*Data supplied*
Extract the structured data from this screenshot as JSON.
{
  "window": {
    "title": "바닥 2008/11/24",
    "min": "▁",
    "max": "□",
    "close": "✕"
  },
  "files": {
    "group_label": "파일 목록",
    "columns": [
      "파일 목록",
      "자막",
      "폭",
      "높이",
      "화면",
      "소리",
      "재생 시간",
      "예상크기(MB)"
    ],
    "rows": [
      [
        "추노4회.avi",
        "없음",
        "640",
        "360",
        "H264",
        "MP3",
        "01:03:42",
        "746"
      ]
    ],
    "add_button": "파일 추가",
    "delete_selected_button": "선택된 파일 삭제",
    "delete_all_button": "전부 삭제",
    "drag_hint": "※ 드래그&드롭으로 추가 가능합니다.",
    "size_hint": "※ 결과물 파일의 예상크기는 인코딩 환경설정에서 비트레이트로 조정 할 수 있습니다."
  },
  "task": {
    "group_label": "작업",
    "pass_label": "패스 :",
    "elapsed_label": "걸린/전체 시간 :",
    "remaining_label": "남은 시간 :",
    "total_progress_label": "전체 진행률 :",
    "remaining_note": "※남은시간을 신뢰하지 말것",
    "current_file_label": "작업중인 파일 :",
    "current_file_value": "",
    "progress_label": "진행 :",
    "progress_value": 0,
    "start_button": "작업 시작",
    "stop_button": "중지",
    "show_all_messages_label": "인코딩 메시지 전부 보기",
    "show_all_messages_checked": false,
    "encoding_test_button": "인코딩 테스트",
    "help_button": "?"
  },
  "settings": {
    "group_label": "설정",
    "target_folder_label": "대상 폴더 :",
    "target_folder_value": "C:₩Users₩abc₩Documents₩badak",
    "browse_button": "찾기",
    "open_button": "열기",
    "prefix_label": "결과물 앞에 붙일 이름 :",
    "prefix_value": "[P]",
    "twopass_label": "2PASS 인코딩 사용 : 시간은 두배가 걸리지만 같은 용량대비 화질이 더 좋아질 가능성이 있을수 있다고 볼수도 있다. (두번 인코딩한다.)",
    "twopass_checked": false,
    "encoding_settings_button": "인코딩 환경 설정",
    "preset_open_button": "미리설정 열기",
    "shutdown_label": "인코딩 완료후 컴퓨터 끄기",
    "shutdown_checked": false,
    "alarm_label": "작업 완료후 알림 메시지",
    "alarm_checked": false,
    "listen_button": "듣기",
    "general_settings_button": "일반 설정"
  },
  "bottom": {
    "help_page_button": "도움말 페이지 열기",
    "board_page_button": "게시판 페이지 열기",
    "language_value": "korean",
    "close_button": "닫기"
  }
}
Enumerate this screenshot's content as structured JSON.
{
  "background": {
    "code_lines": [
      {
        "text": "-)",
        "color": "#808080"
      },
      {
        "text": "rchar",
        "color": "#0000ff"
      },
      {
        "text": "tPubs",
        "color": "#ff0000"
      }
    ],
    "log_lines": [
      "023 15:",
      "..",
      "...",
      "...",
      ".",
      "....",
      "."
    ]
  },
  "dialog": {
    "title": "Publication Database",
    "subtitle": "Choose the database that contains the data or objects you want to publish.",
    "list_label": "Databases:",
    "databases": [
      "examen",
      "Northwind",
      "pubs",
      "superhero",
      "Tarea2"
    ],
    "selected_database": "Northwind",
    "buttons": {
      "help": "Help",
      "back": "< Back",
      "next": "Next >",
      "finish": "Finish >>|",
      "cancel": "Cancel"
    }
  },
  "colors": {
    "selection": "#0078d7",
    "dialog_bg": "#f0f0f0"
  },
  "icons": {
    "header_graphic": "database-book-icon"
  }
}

*Written problem*
The whole listing above needs to be written out again exactly.

*Answer to the task*
Extract the structured data from this screenshot as JSON.
{
  "window": {
    "title": "바닥 2008/11/24",
    "min": "▁",
    "max": "□",
    "close": "✕"
  },
  "files": {
    "group_label": "파일 목록",
    "columns": [
      "파일 목록",
      "자막",
      "폭",
      "높이",
      "화면",
      "소리",
      "재생 시간",
      "예상크기(MB)"
    ],
    "rows": [
      [
        "추노4회.avi",
        "없음",
        "640",
        "360",
        "H264",
        "MP3",
        "01:03:42",
        "746"
      ]
    ],
    "add_button": "파일 추가",
    "delete_selected_button": "선택된 파일 삭제",
    "delete_all_button": "전부 삭제",
    "drag_hint": "※ 드래그&드롭으로 추가 가능합니다.",
    "size_hint": "※ 결과물 파일의 예상크기는 인코딩 환경설정에서 비트레이트로 조정 할 수 있습니다."
  },
  "task": {
    "group_label": "작업",
    "pass_label": "패스 :",
    "elapsed_label": "걸린/전체 시간 :",
    "remaining_label": "남은 시간 :",
    "total_progress_label": "전체 진행률 :",
    "remaining_note": "※남은시간을 신뢰하지 말것",
    "current_file_label": "작업중인 파일 :",
    "current_file_value": "",
    "progress_label": "진행 :",
    "progress_value": 0,
    "start_button": "작업 시작",
    "stop_button": "중지",
    "show_all_messages_label": "인코딩 메시지 전부 보기",
    "show_all_messages_checked": false,
    "encoding_test_button": "인코딩 테스트",
    "help_button": "?"
  },
  "settings": {
    "group_label": "설정",
    "target_folder_label": "대상 폴더 :",
    "target_folder_value": "C:₩Users₩abc₩Documents₩badak",
    "browse_button": "찾기",
    "open_button": "열기",
    "prefix_label": "결과물 앞에 붙일 이름 :",
    "prefix_value": "[P]",
    "twopass_label": "2PASS 인코딩 사용 : 시간은 두배가 걸리지만 같은 용량대비 화질이 더 좋아질 가능성이 있을수 있다고 볼수도 있다. (두번 인코딩한다.)",
    "twopass_checked": false,
    "encoding_settings_button": "인코딩 환경 설정",
    "preset_open_button": "미리설정 열기",
    "shutdown_label": "인코딩 완료후 컴퓨터 끄기",
    "shutdown_checked": false,
    "alarm_label": "작업 완료후 알림 메시지",
    "alarm_checked": false,
    "listen_button": "듣기",
    "general_settings_button": "일반 설정"
  },
  "bottom": {
    "help_page_button": "도움말 페이지 열기",
    "board_page_button": "게시판 페이지 열기",
    "language_value": "korean",
    "close_button": "닫기"
  }
}
Enumerate this screenshot's content as structured JSON.
{
  "background": {
    "code_lines": [
      {
        "text": "-)",
        "color": "#808080"
      },
      {
        "text": "rchar",
        "color": "#0000ff"
      },
      {
        "text": "tPubs",
        "color": "#ff0000"
      }
    ],
    "log_lines": [
      "023 15:",
      "..",
      "...",
      "...",
      ".",
      "....",
      "."
    ]
  },
  "dialog": {
    "title": "Publication Database",
    "subtitle": "Choose the database that contains the data or objects you want to publish.",
    "list_label": "Databases:",
    "databases": [
      "examen",
      "Northwind",
      "pubs",
      "superhero",
      "Tarea2"
    ],
    "selected_database": "Northwind",
    "buttons": {
      "help": "Help",
      "back": "< Back",
      "next": "Next >",
      "finish": "Finish >>|",
      "cancel": "Cancel"
    }
  },
  "colors": {
    "selection": "#0078d7",
    "dialog_bg": "#f0f0f0"
  },
  "icons": {
    "header_graphic": "database-book-icon"
  }
}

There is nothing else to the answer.